**TASK TO COMPLETE**
Find the lines with "content" in them and copy them out.

☆ ☆ ☆ ☆

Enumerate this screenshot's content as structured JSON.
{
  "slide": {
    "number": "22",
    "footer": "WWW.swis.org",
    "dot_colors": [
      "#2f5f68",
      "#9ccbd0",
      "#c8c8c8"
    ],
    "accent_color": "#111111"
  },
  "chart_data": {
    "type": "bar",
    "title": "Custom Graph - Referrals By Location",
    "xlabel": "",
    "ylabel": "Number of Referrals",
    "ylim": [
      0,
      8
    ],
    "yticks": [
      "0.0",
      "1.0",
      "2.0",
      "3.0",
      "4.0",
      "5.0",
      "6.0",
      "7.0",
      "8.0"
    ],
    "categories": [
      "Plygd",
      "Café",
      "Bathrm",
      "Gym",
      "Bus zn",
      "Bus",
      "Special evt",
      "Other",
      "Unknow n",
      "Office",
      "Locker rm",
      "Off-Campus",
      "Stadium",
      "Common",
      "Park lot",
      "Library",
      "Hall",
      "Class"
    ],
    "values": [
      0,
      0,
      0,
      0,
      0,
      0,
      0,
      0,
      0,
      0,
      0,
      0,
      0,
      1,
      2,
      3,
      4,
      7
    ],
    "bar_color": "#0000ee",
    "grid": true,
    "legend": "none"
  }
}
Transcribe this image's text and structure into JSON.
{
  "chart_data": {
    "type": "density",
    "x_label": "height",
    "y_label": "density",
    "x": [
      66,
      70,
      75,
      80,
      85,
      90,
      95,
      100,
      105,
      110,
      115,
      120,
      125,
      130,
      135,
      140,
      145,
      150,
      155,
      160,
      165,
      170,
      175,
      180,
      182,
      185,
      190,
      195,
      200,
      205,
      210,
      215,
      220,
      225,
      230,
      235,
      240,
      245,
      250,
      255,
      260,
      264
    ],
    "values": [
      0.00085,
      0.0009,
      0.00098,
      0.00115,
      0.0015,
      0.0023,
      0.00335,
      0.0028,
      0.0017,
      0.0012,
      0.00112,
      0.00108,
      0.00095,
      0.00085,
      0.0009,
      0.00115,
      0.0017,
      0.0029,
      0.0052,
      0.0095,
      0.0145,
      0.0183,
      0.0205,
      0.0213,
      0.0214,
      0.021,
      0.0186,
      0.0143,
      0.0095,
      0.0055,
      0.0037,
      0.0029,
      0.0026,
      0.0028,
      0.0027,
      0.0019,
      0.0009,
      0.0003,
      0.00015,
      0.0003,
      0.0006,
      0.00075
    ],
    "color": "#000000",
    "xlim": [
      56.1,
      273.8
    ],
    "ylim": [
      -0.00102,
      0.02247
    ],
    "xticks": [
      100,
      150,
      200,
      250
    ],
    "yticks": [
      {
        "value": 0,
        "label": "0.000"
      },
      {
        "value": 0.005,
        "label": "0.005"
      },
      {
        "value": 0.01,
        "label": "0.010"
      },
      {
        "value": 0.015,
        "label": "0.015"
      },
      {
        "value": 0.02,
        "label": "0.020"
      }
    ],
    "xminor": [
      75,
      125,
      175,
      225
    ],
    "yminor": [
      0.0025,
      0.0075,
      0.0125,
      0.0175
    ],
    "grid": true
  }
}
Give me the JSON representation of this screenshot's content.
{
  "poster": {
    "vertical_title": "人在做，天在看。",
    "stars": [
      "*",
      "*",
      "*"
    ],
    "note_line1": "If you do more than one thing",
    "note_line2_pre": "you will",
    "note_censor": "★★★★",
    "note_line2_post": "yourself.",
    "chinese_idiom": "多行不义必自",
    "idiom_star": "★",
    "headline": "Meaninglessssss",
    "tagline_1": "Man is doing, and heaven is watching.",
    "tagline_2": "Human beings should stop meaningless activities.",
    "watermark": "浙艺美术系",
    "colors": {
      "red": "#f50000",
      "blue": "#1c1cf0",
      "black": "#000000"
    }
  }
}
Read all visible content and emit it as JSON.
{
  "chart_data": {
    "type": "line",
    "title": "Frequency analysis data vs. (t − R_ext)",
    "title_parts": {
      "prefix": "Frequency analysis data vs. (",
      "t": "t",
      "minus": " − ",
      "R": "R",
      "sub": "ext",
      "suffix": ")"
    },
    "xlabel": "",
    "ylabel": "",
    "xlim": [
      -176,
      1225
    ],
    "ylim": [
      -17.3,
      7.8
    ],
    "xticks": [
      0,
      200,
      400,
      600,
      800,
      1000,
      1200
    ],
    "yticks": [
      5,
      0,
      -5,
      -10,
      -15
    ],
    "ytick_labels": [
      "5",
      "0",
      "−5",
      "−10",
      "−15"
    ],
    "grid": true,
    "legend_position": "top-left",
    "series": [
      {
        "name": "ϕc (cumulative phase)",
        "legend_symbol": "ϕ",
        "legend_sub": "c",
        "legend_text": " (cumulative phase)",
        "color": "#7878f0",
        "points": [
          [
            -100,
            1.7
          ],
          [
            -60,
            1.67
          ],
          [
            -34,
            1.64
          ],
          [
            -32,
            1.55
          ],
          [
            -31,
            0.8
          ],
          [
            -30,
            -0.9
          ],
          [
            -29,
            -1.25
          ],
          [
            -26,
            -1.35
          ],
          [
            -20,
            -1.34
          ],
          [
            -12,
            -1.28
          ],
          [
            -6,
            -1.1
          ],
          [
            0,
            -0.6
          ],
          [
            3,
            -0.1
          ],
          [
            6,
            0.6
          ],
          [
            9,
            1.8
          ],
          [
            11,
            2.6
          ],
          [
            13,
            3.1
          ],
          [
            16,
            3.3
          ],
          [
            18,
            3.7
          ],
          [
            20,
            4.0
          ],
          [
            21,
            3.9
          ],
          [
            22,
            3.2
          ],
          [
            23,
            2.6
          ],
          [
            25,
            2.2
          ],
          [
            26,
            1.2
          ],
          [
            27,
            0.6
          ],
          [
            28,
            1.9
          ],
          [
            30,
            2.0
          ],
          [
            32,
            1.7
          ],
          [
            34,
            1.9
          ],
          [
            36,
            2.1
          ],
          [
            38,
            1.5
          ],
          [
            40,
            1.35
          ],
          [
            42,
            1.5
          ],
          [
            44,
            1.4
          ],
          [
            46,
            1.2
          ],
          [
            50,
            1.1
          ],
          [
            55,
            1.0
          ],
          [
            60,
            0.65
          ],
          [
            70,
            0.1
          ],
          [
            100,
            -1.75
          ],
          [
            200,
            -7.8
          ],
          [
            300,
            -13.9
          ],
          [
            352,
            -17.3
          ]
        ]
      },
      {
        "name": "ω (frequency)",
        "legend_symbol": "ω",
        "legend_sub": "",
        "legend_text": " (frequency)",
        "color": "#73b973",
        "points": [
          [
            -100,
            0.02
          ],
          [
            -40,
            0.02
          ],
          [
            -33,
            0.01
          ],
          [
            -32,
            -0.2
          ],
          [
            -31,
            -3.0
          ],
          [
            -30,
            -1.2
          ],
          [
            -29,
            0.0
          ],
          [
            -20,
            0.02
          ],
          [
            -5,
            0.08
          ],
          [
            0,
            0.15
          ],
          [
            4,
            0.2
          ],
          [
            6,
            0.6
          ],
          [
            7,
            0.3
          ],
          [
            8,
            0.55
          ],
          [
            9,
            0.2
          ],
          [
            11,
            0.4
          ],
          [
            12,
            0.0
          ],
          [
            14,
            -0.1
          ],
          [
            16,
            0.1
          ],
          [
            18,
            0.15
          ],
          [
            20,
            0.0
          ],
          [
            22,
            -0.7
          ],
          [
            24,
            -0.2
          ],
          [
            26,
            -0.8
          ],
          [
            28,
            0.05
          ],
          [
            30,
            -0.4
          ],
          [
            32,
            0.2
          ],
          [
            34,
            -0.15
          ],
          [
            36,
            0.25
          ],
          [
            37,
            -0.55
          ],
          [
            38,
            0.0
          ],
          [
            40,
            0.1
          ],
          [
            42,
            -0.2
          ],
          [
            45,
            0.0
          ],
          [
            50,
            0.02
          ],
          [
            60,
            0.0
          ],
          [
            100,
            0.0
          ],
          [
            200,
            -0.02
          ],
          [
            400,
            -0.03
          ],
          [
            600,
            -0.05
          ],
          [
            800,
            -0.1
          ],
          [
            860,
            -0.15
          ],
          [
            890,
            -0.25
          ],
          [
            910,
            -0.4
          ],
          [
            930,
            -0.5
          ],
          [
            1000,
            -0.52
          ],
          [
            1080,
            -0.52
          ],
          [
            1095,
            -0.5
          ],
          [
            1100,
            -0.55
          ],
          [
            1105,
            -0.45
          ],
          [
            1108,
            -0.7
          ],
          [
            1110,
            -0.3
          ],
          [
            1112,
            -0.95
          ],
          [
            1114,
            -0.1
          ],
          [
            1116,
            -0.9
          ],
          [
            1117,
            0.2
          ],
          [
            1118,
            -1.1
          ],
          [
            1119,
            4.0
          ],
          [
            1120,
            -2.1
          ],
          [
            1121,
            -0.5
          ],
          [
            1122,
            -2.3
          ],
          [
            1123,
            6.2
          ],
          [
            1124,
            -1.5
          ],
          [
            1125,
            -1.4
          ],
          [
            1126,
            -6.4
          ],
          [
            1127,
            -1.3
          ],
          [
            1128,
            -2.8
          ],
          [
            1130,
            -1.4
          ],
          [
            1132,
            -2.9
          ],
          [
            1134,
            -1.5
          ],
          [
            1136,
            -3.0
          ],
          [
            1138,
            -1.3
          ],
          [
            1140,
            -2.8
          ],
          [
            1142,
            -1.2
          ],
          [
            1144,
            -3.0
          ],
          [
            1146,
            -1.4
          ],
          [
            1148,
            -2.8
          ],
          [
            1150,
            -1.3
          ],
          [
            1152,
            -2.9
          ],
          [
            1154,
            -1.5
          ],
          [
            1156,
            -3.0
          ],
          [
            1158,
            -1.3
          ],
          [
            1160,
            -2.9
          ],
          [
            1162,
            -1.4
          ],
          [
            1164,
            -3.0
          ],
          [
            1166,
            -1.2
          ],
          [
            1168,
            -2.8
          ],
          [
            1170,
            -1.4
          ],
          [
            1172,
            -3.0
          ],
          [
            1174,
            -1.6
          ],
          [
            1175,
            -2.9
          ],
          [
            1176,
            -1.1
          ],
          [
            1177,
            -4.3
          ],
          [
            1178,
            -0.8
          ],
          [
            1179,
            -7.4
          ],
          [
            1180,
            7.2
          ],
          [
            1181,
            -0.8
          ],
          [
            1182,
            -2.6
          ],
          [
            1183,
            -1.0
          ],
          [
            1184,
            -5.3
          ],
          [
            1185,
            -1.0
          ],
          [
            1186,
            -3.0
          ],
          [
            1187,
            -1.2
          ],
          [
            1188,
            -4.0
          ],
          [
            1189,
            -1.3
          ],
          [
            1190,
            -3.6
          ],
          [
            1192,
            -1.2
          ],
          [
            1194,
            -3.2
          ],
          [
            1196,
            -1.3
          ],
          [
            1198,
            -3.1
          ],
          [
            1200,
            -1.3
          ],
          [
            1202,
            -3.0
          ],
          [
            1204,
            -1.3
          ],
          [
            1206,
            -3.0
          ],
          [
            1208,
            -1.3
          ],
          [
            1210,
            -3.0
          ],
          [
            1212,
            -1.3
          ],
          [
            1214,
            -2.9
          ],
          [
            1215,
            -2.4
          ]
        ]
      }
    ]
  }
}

☆ ☆ ☆ ☆

**RESULT BELOW**
Enumerate this screenshot's content as structured JSON.
Give me the JSON representation of this screenshot's content.
Read all visible content and emit it as JSON.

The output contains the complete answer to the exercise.